─── Material supplied ───

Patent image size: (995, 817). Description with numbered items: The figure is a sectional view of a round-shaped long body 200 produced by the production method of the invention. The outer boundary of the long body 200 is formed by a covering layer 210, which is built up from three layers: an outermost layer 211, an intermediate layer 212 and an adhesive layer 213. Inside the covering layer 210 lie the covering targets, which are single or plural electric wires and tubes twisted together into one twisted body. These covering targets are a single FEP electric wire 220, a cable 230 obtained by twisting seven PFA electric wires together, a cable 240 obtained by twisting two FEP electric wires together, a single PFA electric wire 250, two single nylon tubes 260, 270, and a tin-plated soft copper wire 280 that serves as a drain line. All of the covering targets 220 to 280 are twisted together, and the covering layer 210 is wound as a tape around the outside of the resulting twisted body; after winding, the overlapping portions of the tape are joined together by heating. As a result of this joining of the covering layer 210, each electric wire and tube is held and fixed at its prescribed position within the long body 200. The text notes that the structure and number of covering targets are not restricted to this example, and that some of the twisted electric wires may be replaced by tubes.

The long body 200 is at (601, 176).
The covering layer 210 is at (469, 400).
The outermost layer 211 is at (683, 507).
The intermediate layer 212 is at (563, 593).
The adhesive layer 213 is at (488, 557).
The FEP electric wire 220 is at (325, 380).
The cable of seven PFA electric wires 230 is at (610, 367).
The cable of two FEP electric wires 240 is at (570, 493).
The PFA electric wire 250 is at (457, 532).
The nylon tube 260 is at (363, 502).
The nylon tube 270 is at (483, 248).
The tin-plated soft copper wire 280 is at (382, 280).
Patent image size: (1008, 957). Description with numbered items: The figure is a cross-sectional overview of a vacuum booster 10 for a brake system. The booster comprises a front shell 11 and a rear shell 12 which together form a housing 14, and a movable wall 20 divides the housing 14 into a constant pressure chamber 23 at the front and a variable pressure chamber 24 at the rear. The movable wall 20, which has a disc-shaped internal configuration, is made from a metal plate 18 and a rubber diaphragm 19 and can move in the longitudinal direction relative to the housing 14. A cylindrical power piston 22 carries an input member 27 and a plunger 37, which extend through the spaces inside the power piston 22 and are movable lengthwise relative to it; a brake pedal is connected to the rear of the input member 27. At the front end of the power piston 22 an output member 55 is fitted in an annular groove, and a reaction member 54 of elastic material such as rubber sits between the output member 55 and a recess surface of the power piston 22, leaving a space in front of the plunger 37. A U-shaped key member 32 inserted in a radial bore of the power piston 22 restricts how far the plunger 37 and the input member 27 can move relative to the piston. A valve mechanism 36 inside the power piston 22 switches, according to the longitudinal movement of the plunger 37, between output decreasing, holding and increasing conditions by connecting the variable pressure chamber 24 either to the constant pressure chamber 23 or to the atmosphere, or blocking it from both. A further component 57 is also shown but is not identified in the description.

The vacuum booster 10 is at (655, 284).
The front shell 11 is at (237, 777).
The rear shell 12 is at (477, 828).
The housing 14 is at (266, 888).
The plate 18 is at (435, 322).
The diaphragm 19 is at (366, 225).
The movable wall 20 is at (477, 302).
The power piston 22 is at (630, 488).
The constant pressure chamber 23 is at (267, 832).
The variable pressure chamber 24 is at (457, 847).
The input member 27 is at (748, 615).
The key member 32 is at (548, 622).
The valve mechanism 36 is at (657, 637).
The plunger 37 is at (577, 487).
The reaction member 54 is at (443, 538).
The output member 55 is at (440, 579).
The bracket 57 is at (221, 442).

───

Problem details - Rewrite every row above, substituting "braking system" for "brake system" and leaving everything else unchanged.

Worked solution -
Patent image size: (995, 817). Description with numbered items: The figure is a sectional view of a round-shaped long body 200 produced by the production method of the invention. The outer boundary of the long body 200 is formed by a covering layer 210, which is built up from three layers: an outermost layer 211, an intermediate layer 212 and an adhesive layer 213. Inside the covering layer 210 lie the covering targets, which are single or plural electric wires and tubes twisted together into one twisted body. These covering targets are a single FEP electric wire 220, a cable 230 obtained by twisting seven PFA electric wires together, a cable 240 obtained by twisting two FEP electric wires together, a single PFA electric wire 250, two single nylon tubes 260, 270, and a tin-plated soft copper wire 280 that serves as a drain line. All of the covering targets 220 to 280 are twisted together, and the covering layer 210 is wound as a tape around the outside of the resulting twisted body; after winding, the overlapping portions of the tape are joined together by heating. As a result of this joining of the covering layer 210, each electric wire and tube is held and fixed at its prescribed position within the long body 200. The text notes that the structure and number of covering targets are not restricted to this example, and that some of the twisted electric wires may be replaced by tubes.

The long body 200 is at (601, 176).
The covering layer 210 is at (469, 400).
The outermost layer 211 is at (683, 507).
The intermediate layer 212 is at (563, 593).
The adhesive layer 213 is at (488, 557).
The FEP electric wire 220 is at (325, 380).
The cable of seven PFA electric wires 230 is at (610, 367).
The cable of two FEP electric wires 240 is at (570, 493).
The PFA electric wire 250 is at (457, 532).
The nylon tube 260 is at (363, 502).
The nylon tube 270 is at (483, 248).
The tin-plated soft copper wire 280 is at (382, 280).
Patent image size: (1008, 957). Description with numbered items: The figure is a cross-sectional overview of a vacuum booster 10 for a braking system. The booster comprises a front shell 11 and a rear shell 12 which together form a housing 14, and a movable wall 20 divides the housing 14 into a constant pressure chamber 23 at the front and a variable pressure chamber 24 at the rear. The movable wall 20, which has a disc-shaped internal configuration, is made from a metal plate 18 and a rubber diaphragm 19 and can move in the longitudinal direction relative to the housing 14. A cylindrical power piston 22 carries an input member 27 and a plunger 37, which extend through the spaces inside the power piston 22 and are movable lengthwise relative to it; a brake pedal is connected to the rear of the input member 27. At the front end of the power piston 22 an output member 55 is fitted in an annular groove, and a reaction member 54 of elastic material such as rubber sits between the output member 55 and a recess surface of the power piston 22, leaving a space in front of the plunger 37. A U-shaped key member 32 inserted in a radial bore of the power piston 22 restricts how far the plunger 37 and the input member 27 can move relative to the piston. A valve mechanism 36 inside the power piston 22 switches, according to the longitudinal movement of the plunger 37, between output decreasing, holding and increasing conditions by connecting the variable pressure chamber 24 either to the constant pressure chamber 23 or to the atmosphere, or blocking it from both. A further component 57 is also shown but is not identified in the description.

The vacuum booster 10 is at (655, 284).
The front shell 11 is at (237, 777).
The rear shell 12 is at (477, 828).
The housing 14 is at (266, 888).
The plate 18 is at (435, 322).
The diaphragm 19 is at (366, 225).
The movable wall 20 is at (477, 302).
The power piston 22 is at (630, 488).
The constant pressure chamber 23 is at (267, 832).
The variable pressure chamber 24 is at (457, 847).
The input member 27 is at (748, 615).
The key member 32 is at (548, 622).
The valve mechanism 36 is at (657, 637).
The plunger 37 is at (577, 487).
The reaction member 54 is at (443, 538).
The output member 55 is at (440, 579).
The bracket 57 is at (221, 442).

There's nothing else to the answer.